[Stored records]
■ ■ ■

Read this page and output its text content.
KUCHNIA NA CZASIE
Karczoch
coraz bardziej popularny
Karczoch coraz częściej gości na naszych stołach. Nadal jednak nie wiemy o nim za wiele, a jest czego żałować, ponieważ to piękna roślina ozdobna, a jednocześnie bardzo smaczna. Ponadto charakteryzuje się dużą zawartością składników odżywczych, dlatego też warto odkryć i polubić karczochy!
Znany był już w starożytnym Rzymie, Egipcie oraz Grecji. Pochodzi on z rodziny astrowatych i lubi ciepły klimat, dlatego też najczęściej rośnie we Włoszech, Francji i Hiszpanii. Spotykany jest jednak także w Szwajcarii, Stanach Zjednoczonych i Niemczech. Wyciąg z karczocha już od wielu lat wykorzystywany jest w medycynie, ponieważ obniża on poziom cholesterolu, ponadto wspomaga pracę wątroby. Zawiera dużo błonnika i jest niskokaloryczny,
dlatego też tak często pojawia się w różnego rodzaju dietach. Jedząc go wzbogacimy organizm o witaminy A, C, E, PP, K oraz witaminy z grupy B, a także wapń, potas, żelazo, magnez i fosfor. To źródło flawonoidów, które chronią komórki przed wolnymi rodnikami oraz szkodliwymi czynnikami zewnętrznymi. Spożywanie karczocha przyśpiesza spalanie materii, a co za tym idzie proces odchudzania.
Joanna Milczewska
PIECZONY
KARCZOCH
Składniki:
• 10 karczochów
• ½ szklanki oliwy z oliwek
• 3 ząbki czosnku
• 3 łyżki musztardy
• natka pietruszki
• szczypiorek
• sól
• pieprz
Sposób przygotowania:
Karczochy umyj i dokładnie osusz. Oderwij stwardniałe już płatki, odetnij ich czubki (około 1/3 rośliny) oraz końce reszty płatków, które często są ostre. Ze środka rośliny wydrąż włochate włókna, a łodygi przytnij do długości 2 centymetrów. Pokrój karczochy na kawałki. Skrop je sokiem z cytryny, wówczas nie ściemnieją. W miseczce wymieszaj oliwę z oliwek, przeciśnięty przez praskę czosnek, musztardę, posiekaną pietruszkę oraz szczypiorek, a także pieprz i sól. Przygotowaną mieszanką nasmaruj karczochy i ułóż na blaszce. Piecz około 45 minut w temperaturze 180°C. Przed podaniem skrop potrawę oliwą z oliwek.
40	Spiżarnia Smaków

■ ■ ■

Task brief: Transcribe each entry precisely, missing none.

Final answer:
Read this page and output its text content.
KUCHNIA NA CZASIE
Karczoch
coraz bardziej popularny
Karczoch coraz częściej gości na naszych stołach. Nadal jednak nie wiemy o nim za wiele, a jest czego żałować, ponieważ to piękna roślina ozdobna, a jednocześnie bardzo smaczna. Ponadto charakteryzuje się dużą zawartością składników odżywczych, dlatego też warto odkryć i polubić karczochy!
Znany był już w starożytnym Rzymie, Egipcie oraz Grecji. Pochodzi on z rodziny astrowatych i lubi ciepły klimat, dlatego też najczęściej rośnie we Włoszech, Francji i Hiszpanii. Spotykany jest jednak także w Szwajcarii, Stanach Zjednoczonych i Niemczech. Wyciąg z karczocha już od wielu lat wykorzystywany jest w medycynie, ponieważ obniża on poziom cholesterolu, ponadto wspomaga pracę wątroby. Zawiera dużo błonnika i jest niskokaloryczny,
dlatego też tak często pojawia się w różnego rodzaju dietach. Jedząc go wzbogacimy organizm o witaminy A, C, E, PP, K oraz witaminy z grupy B, a także wapń, potas, żelazo, magnez i fosfor. To źródło flawonoidów, które chronią komórki przed wolnymi rodnikami oraz szkodliwymi czynnikami zewnętrznymi. Spożywanie karczocha przyśpiesza spalanie materii, a co za tym idzie proces odchudzania.
Joanna Milczewska
PIECZONY
KARCZOCH
Składniki:
• 10 karczochów
• ½ szklanki oliwy z oliwek
• 3 ząbki czosnku
• 3 łyżki musztardy
• natka pietruszki
• szczypiorek
• sól
• pieprz
Sposób przygotowania:
Karczochy umyj i dokładnie osusz. Oderwij stwardniałe już płatki, odetnij ich czubki (około 1/3 rośliny) oraz końce reszty płatków, które często są ostre. Ze środka rośliny wydrąż włochate włókna, a łodygi przytnij do długości 2 centymetrów. Pokrój karczochy na kawałki. Skrop je sokiem z cytryny, wówczas nie ściemnieją. W miseczce wymieszaj oliwę z oliwek, przeciśnięty przez praskę czosnek, musztardę, posiekaną pietruszkę oraz szczypiorek, a także pieprz i sól. Przygotowaną mieszanką nasmaruj karczochy i ułóż na blaszce. Piecz około 45 minut w temperaturze 180°C. Przed podaniem skrop potrawę oliwą z oliwek.
40	Spiżarnia Smaków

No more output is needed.